— Start Stored records —

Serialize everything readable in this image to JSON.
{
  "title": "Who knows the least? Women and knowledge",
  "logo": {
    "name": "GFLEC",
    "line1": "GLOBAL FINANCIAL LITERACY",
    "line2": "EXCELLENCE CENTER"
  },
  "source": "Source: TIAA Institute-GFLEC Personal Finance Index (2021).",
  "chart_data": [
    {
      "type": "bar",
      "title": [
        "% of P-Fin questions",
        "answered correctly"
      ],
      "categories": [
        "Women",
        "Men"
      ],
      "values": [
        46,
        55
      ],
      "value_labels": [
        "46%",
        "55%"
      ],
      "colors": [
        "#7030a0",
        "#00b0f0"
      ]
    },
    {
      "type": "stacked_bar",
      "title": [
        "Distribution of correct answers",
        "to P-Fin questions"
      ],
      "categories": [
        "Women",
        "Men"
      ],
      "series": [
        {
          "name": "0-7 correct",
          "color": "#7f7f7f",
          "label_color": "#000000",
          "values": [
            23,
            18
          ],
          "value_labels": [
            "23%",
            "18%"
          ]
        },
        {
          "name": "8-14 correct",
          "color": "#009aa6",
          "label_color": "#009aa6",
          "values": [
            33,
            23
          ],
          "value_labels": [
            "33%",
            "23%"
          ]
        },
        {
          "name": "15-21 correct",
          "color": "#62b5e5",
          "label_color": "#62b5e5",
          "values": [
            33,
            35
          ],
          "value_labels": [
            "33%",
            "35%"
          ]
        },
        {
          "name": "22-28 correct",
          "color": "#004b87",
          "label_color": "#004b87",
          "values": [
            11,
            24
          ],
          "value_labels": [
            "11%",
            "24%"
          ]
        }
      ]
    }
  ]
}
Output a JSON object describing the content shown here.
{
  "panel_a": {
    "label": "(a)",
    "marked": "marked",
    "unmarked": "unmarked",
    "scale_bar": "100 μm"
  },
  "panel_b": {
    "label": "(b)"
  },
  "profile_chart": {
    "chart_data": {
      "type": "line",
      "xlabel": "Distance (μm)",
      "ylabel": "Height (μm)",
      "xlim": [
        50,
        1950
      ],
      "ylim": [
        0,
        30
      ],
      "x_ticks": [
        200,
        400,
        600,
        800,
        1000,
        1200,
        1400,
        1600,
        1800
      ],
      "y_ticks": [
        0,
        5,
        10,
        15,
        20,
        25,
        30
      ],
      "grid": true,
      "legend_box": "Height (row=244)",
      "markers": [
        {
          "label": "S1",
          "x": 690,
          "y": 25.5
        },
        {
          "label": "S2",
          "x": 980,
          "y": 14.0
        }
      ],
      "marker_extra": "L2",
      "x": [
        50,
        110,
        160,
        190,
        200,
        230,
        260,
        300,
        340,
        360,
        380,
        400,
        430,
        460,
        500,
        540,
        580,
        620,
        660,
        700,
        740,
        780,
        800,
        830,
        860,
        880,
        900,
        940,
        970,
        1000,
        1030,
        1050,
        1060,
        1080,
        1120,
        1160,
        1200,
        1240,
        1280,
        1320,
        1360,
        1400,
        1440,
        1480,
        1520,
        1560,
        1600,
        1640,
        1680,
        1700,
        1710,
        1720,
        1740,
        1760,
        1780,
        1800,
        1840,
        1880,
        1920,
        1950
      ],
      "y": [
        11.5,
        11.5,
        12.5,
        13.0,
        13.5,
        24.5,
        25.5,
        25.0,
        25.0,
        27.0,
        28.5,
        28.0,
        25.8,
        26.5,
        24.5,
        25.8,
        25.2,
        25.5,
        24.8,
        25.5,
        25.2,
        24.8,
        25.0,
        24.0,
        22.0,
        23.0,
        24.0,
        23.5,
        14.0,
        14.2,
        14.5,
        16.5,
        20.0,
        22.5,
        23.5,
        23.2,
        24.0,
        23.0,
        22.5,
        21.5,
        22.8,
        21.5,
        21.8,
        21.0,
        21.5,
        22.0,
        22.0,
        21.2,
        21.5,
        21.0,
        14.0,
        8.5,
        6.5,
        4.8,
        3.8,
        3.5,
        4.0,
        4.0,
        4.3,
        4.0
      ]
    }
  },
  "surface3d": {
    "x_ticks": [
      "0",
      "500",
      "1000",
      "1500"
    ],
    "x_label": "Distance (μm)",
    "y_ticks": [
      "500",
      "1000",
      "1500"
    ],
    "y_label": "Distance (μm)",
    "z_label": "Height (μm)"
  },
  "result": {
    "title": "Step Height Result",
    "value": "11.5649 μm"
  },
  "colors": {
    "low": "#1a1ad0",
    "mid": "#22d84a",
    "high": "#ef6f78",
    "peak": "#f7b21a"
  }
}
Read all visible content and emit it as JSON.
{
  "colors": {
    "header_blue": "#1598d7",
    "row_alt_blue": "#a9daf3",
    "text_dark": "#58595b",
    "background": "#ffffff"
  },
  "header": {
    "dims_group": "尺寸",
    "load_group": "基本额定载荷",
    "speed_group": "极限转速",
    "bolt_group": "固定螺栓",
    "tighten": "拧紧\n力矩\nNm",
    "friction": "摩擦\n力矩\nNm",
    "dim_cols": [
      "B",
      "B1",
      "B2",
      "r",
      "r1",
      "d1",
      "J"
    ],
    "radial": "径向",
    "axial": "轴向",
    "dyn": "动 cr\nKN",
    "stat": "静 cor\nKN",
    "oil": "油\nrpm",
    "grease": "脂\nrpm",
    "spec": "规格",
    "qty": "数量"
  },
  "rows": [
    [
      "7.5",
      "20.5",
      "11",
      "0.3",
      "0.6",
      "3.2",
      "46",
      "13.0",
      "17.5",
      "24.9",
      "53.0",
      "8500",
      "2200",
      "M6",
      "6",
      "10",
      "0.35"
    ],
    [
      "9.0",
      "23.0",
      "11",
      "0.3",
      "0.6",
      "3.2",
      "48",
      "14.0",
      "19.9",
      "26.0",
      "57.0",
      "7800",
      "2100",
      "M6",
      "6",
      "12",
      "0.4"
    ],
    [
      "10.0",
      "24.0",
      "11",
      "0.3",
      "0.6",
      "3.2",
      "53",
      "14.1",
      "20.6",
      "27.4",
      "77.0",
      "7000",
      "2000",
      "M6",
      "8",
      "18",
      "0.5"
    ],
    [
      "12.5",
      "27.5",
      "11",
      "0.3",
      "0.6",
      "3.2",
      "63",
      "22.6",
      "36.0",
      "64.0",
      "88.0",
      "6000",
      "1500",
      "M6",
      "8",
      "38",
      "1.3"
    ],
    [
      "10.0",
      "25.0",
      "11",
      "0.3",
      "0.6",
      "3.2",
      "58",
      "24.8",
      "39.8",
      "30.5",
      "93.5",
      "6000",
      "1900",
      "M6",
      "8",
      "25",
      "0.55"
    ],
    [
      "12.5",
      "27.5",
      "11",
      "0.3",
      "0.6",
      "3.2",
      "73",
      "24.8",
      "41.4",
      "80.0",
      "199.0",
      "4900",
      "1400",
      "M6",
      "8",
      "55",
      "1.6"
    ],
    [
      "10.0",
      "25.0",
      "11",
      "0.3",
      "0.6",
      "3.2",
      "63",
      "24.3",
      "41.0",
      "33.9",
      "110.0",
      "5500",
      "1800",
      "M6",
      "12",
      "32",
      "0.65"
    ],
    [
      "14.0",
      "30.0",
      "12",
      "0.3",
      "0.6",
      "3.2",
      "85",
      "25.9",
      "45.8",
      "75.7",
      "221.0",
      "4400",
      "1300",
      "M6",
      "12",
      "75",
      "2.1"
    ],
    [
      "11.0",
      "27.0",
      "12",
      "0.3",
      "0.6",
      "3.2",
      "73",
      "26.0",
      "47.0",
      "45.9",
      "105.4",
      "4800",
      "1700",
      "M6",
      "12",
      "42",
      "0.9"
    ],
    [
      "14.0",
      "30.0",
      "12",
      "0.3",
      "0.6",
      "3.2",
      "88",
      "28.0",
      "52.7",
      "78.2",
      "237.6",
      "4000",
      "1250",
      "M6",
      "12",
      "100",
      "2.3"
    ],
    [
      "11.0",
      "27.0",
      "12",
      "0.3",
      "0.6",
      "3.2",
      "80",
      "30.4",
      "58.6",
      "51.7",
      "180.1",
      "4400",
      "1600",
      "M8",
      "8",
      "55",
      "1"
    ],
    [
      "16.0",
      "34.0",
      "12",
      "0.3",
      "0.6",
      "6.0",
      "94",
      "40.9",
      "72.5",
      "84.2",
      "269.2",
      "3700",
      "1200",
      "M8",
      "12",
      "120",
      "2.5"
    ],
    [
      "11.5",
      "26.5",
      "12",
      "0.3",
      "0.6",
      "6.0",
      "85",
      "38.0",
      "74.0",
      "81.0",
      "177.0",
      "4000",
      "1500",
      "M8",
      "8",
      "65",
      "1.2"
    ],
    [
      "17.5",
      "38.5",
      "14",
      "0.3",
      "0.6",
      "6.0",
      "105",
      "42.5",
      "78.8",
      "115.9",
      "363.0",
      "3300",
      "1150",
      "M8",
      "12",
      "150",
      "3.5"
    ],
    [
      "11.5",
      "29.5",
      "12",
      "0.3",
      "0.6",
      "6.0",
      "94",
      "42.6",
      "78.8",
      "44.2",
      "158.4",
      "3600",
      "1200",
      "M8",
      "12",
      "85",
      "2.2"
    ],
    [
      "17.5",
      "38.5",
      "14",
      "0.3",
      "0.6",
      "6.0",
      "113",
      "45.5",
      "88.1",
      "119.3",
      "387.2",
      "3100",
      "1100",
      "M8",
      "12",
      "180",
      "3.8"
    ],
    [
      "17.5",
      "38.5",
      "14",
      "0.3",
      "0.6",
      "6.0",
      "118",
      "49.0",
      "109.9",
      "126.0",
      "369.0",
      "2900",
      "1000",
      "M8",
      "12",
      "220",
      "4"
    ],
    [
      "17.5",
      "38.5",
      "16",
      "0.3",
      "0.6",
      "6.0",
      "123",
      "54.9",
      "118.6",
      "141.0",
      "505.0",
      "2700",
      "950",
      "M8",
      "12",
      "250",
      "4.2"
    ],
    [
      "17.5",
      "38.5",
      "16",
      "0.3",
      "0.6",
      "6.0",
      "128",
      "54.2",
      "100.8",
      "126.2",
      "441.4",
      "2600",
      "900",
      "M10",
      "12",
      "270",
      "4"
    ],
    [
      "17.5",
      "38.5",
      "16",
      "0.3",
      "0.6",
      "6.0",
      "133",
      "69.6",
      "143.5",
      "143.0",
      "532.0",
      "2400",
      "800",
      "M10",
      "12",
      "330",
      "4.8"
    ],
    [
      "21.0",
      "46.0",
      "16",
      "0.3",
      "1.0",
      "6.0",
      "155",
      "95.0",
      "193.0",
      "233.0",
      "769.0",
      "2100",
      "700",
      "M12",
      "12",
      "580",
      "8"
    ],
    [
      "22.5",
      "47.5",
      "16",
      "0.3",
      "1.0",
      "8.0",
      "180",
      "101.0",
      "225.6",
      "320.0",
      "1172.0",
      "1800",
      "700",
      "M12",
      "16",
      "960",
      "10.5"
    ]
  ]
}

— End Stored records —

Filter the entries above down to the lines containing the word "title".

» Exercise solution:
  "title": "Who knows the least? Women and knowledge",
      "title": [
      "title": [
    "title": "Step Height Result",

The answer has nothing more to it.